» **Required work**
Return each line of the data below verbatim; pictures are to be left out.

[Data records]
— begin —

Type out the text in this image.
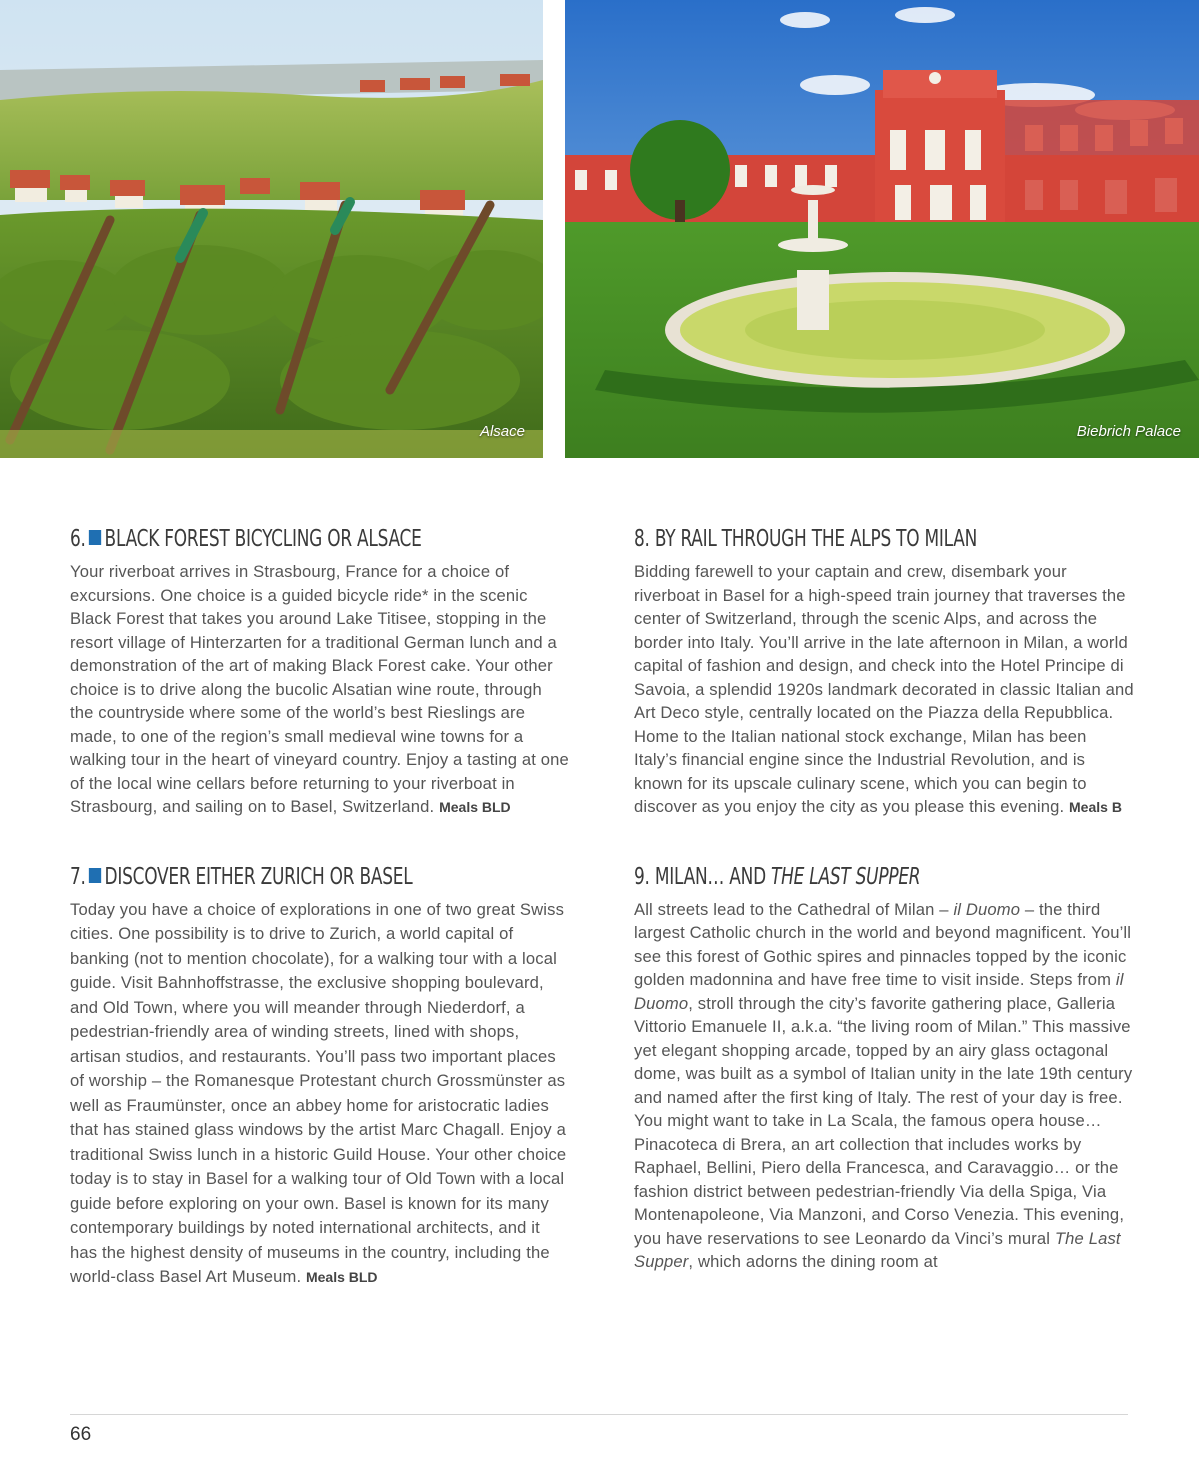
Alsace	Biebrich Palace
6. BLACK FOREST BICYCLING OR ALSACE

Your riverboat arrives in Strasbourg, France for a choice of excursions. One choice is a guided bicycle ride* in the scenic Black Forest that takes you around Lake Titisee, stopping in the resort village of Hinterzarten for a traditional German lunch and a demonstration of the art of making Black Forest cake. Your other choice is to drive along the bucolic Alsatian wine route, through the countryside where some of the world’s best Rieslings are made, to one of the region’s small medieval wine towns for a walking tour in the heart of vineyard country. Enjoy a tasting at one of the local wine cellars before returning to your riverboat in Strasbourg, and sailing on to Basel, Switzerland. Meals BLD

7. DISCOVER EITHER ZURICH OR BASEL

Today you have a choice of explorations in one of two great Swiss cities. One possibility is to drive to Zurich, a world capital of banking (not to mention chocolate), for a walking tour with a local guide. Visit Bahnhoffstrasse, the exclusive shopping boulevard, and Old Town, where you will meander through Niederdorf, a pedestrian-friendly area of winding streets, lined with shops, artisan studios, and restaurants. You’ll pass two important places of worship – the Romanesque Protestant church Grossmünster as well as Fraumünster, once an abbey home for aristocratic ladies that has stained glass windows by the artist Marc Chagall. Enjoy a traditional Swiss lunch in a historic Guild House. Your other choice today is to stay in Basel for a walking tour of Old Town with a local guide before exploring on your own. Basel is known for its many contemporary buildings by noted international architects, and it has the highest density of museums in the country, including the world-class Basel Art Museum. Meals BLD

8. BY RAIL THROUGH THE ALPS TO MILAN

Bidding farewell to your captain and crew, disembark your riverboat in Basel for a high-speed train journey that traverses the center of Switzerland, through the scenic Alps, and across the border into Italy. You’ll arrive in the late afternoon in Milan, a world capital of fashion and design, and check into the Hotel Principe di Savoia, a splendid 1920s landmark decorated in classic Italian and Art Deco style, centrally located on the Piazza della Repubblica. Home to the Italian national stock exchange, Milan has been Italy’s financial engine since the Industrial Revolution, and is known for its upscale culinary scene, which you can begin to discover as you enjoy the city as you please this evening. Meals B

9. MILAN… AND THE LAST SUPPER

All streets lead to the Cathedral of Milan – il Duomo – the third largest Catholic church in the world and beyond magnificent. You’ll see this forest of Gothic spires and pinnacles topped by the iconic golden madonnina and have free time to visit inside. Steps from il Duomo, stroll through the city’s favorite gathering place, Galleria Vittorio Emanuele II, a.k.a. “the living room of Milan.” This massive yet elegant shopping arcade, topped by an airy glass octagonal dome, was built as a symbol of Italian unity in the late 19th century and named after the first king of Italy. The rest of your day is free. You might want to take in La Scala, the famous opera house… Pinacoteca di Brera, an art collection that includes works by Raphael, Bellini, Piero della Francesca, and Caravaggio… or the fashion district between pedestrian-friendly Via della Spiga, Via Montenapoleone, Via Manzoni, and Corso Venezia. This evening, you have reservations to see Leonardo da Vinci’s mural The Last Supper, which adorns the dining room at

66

— end —

» **Full solution**
Type out the text in this image.
Alsace	Biebrich Palace
6. BLACK FOREST BICYCLING OR ALSACE

Your riverboat arrives in Strasbourg, France for a choice of excursions. One choice is a guided bicycle ride* in the scenic Black Forest that takes you around Lake Titisee, stopping in the resort village of Hinterzarten for a traditional German lunch and a demonstration of the art of making Black Forest cake. Your other choice is to drive along the bucolic Alsatian wine route, through the countryside where some of the world’s best Rieslings are made, to one of the region’s small medieval wine towns for a walking tour in the heart of vineyard country. Enjoy a tasting at one of the local wine cellars before returning to your riverboat in Strasbourg, and sailing on to Basel, Switzerland. Meals BLD

7. DISCOVER EITHER ZURICH OR BASEL

Today you have a choice of explorations in one of two great Swiss cities. One possibility is to drive to Zurich, a world capital of banking (not to mention chocolate), for a walking tour with a local guide. Visit Bahnhoffstrasse, the exclusive shopping boulevard, and Old Town, where you will meander through Niederdorf, a pedestrian-friendly area of winding streets, lined with shops, artisan studios, and restaurants. You’ll pass two important places of worship – the Romanesque Protestant church Grossmünster as well as Fraumünster, once an abbey home for aristocratic ladies that has stained glass windows by the artist Marc Chagall. Enjoy a traditional Swiss lunch in a historic Guild House. Your other choice today is to stay in Basel for a walking tour of Old Town with a local guide before exploring on your own. Basel is known for its many contemporary buildings by noted international architects, and it has the highest density of museums in the country, including the world-class Basel Art Museum. Meals BLD

8. BY RAIL THROUGH THE ALPS TO MILAN

Bidding farewell to your captain and crew, disembark your riverboat in Basel for a high-speed train journey that traverses the center of Switzerland, through the scenic Alps, and across the border into Italy. You’ll arrive in the late afternoon in Milan, a world capital of fashion and design, and check into the Hotel Principe di Savoia, a splendid 1920s landmark decorated in classic Italian and Art Deco style, centrally located on the Piazza della Repubblica. Home to the Italian national stock exchange, Milan has been Italy’s financial engine since the Industrial Revolution, and is known for its upscale culinary scene, which you can begin to discover as you enjoy the city as you please this evening. Meals B

9. MILAN… AND THE LAST SUPPER

All streets lead to the Cathedral of Milan – il Duomo – the third largest Catholic church in the world and beyond magnificent. You’ll see this forest of Gothic spires and pinnacles topped by the iconic golden madonnina and have free time to visit inside. Steps from il Duomo, stroll through the city’s favorite gathering place, Galleria Vittorio Emanuele II, a.k.a. “the living room of Milan.” This massive yet elegant shopping arcade, topped by an airy glass octagonal dome, was built as a symbol of Italian unity in the late 19th century and named after the first king of Italy. The rest of your day is free. You might want to take in La Scala, the famous opera house… Pinacoteca di Brera, an art collection that includes works by Raphael, Bellini, Piero della Francesca, and Caravaggio… or the fashion district between pedestrian-friendly Via della Spiga, Via Montenapoleone, Via Manzoni, and Corso Venezia. This evening, you have reservations to see Leonardo da Vinci’s mural The Last Supper, which adorns the dining room at

66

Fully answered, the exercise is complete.